[Items from a dataset]

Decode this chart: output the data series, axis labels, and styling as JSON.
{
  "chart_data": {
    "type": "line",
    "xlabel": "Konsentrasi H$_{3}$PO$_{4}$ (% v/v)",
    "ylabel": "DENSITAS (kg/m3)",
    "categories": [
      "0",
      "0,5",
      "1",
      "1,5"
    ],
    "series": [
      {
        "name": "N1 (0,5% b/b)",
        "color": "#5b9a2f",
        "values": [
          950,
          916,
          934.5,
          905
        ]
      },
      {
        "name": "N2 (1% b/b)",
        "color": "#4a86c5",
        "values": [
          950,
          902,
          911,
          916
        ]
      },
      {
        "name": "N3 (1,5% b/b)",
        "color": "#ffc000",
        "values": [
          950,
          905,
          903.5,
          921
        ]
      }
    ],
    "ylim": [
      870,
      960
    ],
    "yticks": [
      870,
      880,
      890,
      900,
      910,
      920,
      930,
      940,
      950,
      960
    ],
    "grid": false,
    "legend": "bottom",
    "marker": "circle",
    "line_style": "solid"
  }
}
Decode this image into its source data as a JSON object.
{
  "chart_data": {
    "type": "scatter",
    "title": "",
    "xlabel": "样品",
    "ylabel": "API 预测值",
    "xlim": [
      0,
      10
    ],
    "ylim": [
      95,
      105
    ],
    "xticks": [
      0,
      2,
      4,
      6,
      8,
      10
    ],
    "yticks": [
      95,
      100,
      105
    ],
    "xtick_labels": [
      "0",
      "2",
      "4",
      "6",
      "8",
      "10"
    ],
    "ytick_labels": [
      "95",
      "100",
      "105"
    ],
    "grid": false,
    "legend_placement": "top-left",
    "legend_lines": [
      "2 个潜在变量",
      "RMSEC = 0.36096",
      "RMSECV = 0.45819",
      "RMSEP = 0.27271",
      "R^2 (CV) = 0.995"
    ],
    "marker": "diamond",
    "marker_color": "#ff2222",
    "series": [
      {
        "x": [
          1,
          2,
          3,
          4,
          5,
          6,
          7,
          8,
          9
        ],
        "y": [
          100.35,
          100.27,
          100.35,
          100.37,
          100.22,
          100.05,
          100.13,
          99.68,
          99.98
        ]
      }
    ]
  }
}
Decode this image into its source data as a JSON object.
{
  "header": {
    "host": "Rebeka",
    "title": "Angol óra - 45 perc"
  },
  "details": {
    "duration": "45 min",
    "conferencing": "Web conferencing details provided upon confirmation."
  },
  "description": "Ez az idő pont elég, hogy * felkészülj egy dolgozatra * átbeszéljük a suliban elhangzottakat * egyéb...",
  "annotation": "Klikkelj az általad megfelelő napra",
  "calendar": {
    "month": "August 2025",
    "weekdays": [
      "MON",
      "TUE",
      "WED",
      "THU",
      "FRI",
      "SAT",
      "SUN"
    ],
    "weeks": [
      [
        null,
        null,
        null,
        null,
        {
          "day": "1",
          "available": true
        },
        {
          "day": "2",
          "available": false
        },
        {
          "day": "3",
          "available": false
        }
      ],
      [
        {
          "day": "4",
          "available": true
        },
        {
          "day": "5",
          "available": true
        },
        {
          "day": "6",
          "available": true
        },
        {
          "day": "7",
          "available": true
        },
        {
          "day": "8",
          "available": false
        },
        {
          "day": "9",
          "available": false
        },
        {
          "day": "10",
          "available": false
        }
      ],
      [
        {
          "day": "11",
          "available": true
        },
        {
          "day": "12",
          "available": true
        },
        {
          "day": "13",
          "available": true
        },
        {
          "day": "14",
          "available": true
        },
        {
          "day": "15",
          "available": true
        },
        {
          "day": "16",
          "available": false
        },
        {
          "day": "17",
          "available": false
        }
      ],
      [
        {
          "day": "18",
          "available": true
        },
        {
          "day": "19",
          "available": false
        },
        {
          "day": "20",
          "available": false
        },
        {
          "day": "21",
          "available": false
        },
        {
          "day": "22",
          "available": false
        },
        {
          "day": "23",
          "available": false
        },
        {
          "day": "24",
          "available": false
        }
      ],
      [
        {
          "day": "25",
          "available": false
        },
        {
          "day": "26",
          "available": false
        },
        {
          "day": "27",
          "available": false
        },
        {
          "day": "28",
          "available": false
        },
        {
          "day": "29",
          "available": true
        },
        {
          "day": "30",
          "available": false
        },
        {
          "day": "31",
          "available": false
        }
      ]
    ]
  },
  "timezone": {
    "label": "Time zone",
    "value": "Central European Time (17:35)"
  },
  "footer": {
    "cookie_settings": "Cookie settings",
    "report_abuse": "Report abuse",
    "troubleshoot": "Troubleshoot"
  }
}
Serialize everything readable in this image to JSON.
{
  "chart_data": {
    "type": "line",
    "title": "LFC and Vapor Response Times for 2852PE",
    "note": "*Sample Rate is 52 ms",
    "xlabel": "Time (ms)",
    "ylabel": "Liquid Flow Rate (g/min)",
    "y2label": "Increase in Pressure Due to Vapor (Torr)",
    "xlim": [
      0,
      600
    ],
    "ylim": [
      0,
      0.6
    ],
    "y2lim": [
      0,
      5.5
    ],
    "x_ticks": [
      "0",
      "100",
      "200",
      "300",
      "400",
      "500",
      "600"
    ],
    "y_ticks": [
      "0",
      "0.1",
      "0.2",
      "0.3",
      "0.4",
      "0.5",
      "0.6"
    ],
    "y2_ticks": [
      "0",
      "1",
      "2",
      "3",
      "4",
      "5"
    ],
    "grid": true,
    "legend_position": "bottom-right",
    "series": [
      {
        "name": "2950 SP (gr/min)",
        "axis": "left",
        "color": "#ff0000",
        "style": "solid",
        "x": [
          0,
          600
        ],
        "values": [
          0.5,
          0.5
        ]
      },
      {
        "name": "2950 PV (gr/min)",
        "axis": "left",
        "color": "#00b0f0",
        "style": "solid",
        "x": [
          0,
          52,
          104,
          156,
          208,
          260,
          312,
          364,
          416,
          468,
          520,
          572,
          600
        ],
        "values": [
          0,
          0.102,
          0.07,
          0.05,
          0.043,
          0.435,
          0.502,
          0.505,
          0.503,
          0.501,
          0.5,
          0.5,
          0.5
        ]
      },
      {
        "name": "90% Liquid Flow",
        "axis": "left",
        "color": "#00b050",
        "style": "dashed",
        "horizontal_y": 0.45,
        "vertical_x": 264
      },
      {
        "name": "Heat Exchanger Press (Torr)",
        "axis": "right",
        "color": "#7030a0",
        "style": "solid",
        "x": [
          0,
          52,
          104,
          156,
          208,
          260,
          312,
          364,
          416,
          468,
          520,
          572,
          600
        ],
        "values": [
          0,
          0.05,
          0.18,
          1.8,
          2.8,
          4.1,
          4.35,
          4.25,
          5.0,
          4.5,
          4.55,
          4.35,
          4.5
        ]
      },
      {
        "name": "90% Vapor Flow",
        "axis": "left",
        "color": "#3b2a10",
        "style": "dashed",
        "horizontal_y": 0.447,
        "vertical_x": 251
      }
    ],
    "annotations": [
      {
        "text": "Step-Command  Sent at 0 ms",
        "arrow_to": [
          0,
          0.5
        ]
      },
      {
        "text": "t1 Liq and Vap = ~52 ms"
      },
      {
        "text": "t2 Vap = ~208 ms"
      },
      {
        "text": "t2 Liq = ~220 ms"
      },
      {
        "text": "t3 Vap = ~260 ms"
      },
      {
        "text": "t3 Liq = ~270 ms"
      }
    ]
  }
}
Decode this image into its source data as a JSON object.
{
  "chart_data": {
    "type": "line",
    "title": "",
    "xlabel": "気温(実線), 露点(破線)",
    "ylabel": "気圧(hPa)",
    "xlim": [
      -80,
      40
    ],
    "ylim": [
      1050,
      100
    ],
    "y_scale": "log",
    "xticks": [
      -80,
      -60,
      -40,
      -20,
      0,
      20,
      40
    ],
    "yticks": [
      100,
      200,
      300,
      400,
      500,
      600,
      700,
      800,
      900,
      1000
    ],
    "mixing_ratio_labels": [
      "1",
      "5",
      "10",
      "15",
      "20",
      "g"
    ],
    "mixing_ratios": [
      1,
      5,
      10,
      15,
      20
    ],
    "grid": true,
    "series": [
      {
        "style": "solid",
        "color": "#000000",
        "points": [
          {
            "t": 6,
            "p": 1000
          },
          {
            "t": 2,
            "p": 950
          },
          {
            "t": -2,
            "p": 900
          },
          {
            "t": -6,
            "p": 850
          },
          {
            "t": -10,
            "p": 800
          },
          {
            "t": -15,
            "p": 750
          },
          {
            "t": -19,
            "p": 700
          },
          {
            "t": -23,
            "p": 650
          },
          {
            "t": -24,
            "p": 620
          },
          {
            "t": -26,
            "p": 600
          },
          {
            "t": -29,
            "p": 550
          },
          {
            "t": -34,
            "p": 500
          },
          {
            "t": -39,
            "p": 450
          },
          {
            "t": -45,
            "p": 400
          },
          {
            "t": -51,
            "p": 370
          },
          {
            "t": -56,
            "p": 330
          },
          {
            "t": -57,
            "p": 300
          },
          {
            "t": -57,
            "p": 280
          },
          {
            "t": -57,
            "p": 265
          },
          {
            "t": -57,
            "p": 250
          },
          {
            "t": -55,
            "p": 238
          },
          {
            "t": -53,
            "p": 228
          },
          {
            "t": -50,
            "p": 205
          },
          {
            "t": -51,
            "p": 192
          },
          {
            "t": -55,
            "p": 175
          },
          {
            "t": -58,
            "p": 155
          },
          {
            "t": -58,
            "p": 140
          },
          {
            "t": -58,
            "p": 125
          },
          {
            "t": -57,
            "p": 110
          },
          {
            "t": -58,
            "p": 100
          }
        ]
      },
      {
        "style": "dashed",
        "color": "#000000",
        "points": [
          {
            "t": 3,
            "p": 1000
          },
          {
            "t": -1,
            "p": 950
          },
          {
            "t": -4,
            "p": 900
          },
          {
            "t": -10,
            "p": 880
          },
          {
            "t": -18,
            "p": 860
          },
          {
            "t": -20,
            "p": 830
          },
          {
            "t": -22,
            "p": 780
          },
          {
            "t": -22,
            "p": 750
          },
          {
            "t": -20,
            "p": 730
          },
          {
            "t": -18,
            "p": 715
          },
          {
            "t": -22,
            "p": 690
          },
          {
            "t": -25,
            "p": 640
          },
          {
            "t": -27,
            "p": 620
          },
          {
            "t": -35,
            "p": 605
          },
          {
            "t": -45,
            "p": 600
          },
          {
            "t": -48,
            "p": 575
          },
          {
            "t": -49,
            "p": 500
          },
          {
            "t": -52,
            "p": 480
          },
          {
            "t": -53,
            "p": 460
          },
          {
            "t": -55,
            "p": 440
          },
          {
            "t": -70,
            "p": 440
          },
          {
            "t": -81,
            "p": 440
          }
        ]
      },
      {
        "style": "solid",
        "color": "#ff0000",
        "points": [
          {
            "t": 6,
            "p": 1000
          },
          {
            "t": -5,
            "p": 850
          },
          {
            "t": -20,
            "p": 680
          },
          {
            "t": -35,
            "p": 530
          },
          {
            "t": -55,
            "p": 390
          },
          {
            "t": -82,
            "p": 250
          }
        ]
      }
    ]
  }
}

**What you should do**
Find the word "Flow" in the material, then list each line that holds it.

**Result of the task**
    "ylabel": "Liquid Flow Rate (g/min)",
        "name": "90% Liquid Flow",
        "name": "90% Vapor Flow",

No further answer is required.